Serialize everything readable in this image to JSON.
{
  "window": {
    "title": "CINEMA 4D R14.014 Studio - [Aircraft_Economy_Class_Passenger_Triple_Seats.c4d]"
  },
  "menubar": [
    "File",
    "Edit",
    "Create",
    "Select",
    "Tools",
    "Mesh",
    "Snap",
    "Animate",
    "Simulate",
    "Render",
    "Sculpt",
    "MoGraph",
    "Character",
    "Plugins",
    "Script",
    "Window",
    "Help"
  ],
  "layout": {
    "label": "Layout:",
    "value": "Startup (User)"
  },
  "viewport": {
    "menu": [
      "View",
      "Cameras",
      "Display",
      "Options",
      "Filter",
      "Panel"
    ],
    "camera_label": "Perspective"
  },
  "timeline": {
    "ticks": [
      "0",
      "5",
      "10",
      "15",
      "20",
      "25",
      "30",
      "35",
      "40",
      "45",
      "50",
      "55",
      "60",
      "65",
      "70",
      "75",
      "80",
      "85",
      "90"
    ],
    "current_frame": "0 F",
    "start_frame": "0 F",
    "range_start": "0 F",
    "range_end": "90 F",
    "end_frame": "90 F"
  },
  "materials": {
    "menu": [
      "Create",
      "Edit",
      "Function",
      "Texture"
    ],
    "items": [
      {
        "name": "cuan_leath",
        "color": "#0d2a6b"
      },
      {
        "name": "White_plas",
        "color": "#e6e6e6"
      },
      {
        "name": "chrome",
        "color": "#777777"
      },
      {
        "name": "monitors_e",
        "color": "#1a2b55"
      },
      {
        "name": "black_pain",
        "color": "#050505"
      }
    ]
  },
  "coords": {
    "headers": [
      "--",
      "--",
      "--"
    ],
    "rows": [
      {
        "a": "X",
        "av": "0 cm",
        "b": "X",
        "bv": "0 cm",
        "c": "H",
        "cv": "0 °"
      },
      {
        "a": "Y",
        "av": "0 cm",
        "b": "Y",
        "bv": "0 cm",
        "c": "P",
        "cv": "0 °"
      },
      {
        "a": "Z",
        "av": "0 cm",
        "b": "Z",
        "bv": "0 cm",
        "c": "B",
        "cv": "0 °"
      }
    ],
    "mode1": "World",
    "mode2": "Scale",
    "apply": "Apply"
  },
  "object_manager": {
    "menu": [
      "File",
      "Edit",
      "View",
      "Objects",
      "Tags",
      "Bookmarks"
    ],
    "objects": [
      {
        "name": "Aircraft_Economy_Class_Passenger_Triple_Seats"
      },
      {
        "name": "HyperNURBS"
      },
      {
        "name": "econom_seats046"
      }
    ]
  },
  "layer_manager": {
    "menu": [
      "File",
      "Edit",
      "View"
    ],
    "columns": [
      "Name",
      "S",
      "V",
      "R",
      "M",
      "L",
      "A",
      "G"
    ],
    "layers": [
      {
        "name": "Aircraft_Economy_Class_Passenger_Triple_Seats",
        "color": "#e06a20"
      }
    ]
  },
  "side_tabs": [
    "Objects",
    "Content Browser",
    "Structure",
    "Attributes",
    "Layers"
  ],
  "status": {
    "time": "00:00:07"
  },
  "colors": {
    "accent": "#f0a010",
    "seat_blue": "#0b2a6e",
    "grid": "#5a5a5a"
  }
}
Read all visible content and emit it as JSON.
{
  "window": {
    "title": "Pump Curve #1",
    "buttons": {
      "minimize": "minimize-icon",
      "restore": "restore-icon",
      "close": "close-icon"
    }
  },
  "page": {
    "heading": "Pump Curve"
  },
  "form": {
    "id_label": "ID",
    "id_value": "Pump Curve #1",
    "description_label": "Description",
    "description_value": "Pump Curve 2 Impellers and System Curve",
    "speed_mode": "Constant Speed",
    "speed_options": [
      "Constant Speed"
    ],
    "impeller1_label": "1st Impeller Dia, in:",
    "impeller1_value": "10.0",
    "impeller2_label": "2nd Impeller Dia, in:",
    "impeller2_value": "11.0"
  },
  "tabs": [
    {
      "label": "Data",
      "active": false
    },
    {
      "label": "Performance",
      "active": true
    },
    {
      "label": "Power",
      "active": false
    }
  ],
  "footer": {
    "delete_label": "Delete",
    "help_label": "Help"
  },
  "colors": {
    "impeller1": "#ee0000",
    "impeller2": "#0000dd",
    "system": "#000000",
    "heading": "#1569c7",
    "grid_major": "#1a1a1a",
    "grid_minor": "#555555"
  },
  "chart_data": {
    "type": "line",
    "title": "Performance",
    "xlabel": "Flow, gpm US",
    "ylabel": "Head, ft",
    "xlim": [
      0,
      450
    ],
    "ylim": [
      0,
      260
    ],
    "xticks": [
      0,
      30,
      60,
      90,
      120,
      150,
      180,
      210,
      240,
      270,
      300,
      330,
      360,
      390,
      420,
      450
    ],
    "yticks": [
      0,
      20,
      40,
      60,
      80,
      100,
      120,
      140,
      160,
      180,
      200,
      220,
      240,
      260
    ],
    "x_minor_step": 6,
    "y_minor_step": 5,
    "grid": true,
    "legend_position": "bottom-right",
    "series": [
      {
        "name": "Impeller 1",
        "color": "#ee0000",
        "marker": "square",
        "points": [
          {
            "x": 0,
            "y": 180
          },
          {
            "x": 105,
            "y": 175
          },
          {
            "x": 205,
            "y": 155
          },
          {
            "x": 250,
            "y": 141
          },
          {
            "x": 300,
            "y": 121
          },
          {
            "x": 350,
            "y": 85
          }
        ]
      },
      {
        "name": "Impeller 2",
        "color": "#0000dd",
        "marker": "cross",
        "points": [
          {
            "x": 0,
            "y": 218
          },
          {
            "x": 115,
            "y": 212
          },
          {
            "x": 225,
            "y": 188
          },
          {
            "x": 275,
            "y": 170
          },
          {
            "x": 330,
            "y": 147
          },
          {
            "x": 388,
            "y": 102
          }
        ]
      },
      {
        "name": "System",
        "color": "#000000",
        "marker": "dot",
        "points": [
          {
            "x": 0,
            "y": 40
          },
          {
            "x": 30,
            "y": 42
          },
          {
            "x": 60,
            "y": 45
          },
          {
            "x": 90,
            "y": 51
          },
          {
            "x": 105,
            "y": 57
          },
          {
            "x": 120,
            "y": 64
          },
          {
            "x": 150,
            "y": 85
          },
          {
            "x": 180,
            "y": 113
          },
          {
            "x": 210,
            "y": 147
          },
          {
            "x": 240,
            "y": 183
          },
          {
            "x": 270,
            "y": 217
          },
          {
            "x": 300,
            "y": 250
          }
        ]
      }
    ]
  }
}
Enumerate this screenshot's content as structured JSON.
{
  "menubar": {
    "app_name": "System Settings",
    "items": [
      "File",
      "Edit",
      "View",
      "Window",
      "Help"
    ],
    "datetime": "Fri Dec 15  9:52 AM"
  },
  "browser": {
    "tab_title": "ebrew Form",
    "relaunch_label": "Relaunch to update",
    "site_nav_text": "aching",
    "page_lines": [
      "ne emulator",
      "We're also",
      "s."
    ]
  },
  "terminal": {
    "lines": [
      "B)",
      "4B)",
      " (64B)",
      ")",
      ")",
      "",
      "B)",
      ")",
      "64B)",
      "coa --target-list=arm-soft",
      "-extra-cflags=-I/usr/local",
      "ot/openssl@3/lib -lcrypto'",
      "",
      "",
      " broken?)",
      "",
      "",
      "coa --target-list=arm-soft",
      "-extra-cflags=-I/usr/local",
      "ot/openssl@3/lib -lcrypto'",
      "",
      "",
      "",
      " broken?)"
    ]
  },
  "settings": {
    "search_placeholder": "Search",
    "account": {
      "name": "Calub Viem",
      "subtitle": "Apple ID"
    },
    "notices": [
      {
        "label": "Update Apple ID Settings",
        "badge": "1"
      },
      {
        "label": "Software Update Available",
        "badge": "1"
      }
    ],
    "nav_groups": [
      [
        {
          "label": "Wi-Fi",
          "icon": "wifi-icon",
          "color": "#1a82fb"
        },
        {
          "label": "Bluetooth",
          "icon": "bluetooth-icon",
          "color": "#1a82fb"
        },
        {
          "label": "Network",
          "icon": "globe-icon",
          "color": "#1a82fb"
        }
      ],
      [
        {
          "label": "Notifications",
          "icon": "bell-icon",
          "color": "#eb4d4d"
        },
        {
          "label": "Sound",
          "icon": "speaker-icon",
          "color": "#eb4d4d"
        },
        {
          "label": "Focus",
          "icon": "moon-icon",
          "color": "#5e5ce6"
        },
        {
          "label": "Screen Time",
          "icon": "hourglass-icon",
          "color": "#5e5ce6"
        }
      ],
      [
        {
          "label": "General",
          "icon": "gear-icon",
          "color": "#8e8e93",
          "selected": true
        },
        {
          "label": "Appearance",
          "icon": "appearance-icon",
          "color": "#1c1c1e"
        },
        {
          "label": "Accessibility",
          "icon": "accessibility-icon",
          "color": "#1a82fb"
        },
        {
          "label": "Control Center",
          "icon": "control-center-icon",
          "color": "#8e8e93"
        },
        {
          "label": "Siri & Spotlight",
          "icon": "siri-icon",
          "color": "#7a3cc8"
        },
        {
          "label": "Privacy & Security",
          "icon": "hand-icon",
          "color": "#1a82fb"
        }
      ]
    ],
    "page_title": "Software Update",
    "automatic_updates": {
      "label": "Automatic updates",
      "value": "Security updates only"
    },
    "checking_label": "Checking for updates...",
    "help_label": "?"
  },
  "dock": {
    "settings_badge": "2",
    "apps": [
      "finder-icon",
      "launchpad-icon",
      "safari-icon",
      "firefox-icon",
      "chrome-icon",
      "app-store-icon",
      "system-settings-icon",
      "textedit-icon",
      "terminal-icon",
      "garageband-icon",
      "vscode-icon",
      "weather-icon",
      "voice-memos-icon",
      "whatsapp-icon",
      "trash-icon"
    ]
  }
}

------------------------------------------------

- Given instruction -
Show every line from the listing above in which the string "marker" appears.

- Complete response -
        "marker": "square",
        "marker": "cross",
        "marker": "dot",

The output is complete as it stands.